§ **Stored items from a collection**
—————

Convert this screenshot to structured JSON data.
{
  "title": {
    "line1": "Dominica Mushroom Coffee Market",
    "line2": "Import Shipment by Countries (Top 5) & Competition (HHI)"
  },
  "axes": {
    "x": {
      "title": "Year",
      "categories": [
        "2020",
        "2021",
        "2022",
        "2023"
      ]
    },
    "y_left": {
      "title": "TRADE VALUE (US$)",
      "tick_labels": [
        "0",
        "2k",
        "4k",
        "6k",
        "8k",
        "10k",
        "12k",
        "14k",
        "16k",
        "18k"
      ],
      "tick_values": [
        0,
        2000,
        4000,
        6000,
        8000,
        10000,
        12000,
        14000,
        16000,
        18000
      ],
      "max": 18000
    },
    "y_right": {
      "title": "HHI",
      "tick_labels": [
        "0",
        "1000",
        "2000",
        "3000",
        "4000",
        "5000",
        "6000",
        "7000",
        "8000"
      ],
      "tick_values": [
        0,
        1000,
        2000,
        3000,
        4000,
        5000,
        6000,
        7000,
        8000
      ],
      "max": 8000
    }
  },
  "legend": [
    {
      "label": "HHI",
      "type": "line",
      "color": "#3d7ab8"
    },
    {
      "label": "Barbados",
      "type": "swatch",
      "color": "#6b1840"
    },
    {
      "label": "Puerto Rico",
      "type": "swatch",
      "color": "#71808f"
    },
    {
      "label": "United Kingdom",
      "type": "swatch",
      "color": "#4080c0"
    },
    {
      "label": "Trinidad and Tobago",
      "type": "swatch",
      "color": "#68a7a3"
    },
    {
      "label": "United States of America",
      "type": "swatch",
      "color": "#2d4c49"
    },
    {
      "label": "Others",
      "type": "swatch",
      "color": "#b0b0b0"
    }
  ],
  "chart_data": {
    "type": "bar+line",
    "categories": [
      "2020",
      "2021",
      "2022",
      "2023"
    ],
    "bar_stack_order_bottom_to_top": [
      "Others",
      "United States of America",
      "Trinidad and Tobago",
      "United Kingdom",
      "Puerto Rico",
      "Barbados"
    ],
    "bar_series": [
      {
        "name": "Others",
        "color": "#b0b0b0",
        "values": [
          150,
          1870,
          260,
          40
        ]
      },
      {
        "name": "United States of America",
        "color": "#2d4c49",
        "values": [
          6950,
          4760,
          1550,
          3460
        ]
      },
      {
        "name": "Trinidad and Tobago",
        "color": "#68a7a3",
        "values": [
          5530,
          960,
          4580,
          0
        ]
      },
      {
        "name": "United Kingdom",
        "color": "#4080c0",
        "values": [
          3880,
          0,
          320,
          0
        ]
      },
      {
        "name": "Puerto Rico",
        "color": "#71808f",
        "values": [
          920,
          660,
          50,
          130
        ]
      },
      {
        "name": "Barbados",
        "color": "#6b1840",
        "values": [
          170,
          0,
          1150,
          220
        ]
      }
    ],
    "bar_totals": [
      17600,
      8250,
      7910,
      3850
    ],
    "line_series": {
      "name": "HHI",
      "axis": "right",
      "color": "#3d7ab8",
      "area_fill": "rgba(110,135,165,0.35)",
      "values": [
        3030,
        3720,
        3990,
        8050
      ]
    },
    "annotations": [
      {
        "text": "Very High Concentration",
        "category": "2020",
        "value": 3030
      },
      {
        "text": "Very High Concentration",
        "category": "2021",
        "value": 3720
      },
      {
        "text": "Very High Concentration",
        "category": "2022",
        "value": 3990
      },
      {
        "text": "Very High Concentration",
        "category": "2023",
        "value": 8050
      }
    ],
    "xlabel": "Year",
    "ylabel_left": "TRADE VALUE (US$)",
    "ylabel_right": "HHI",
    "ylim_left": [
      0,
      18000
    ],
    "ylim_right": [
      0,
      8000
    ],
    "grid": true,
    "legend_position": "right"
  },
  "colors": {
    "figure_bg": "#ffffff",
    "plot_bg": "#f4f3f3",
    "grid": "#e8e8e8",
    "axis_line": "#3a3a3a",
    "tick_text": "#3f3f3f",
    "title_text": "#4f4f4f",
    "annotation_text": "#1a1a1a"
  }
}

—————

§ **Problem to work on**
Return the material in full, exactly as shown.

§ **Result for this task**
Convert this screenshot to structured JSON data.
{
  "title": {
    "line1": "Dominica Mushroom Coffee Market",
    "line2": "Import Shipment by Countries (Top 5) & Competition (HHI)"
  },
  "axes": {
    "x": {
      "title": "Year",
      "categories": [
        "2020",
        "2021",
        "2022",
        "2023"
      ]
    },
    "y_left": {
      "title": "TRADE VALUE (US$)",
      "tick_labels": [
        "0",
        "2k",
        "4k",
        "6k",
        "8k",
        "10k",
        "12k",
        "14k",
        "16k",
        "18k"
      ],
      "tick_values": [
        0,
        2000,
        4000,
        6000,
        8000,
        10000,
        12000,
        14000,
        16000,
        18000
      ],
      "max": 18000
    },
    "y_right": {
      "title": "HHI",
      "tick_labels": [
        "0",
        "1000",
        "2000",
        "3000",
        "4000",
        "5000",
        "6000",
        "7000",
        "8000"
      ],
      "tick_values": [
        0,
        1000,
        2000,
        3000,
        4000,
        5000,
        6000,
        7000,
        8000
      ],
      "max": 8000
    }
  },
  "legend": [
    {
      "label": "HHI",
      "type": "line",
      "color": "#3d7ab8"
    },
    {
      "label": "Barbados",
      "type": "swatch",
      "color": "#6b1840"
    },
    {
      "label": "Puerto Rico",
      "type": "swatch",
      "color": "#71808f"
    },
    {
      "label": "United Kingdom",
      "type": "swatch",
      "color": "#4080c0"
    },
    {
      "label": "Trinidad and Tobago",
      "type": "swatch",
      "color": "#68a7a3"
    },
    {
      "label": "United States of America",
      "type": "swatch",
      "color": "#2d4c49"
    },
    {
      "label": "Others",
      "type": "swatch",
      "color": "#b0b0b0"
    }
  ],
  "chart_data": {
    "type": "bar+line",
    "categories": [
      "2020",
      "2021",
      "2022",
      "2023"
    ],
    "bar_stack_order_bottom_to_top": [
      "Others",
      "United States of America",
      "Trinidad and Tobago",
      "United Kingdom",
      "Puerto Rico",
      "Barbados"
    ],
    "bar_series": [
      {
        "name": "Others",
        "color": "#b0b0b0",
        "values": [
          150,
          1870,
          260,
          40
        ]
      },
      {
        "name": "United States of America",
        "color": "#2d4c49",
        "values": [
          6950,
          4760,
          1550,
          3460
        ]
      },
      {
        "name": "Trinidad and Tobago",
        "color": "#68a7a3",
        "values": [
          5530,
          960,
          4580,
          0
        ]
      },
      {
        "name": "United Kingdom",
        "color": "#4080c0",
        "values": [
          3880,
          0,
          320,
          0
        ]
      },
      {
        "name": "Puerto Rico",
        "color": "#71808f",
        "values": [
          920,
          660,
          50,
          130
        ]
      },
      {
        "name": "Barbados",
        "color": "#6b1840",
        "values": [
          170,
          0,
          1150,
          220
        ]
      }
    ],
    "bar_totals": [
      17600,
      8250,
      7910,
      3850
    ],
    "line_series": {
      "name": "HHI",
      "axis": "right",
      "color": "#3d7ab8",
      "area_fill": "rgba(110,135,165,0.35)",
      "values": [
        3030,
        3720,
        3990,
        8050
      ]
    },
    "annotations": [
      {
        "text": "Very High Concentration",
        "category": "2020",
        "value": 3030
      },
      {
        "text": "Very High Concentration",
        "category": "2021",
        "value": 3720
      },
      {
        "text": "Very High Concentration",
        "category": "2022",
        "value": 3990
      },
      {
        "text": "Very High Concentration",
        "category": "2023",
        "value": 8050
      }
    ],
    "xlabel": "Year",
    "ylabel_left": "TRADE VALUE (US$)",
    "ylabel_right": "HHI",
    "ylim_left": [
      0,
      18000
    ],
    "ylim_right": [
      0,
      8000
    ],
    "grid": true,
    "legend_position": "right"
  },
  "colors": {
    "figure_bg": "#ffffff",
    "plot_bg": "#f4f3f3",
    "grid": "#e8e8e8",
    "axis_line": "#3a3a3a",
    "tick_text": "#3f3f3f",
    "title_text": "#4f4f4f",
    "annotation_text": "#1a1a1a"
  }
}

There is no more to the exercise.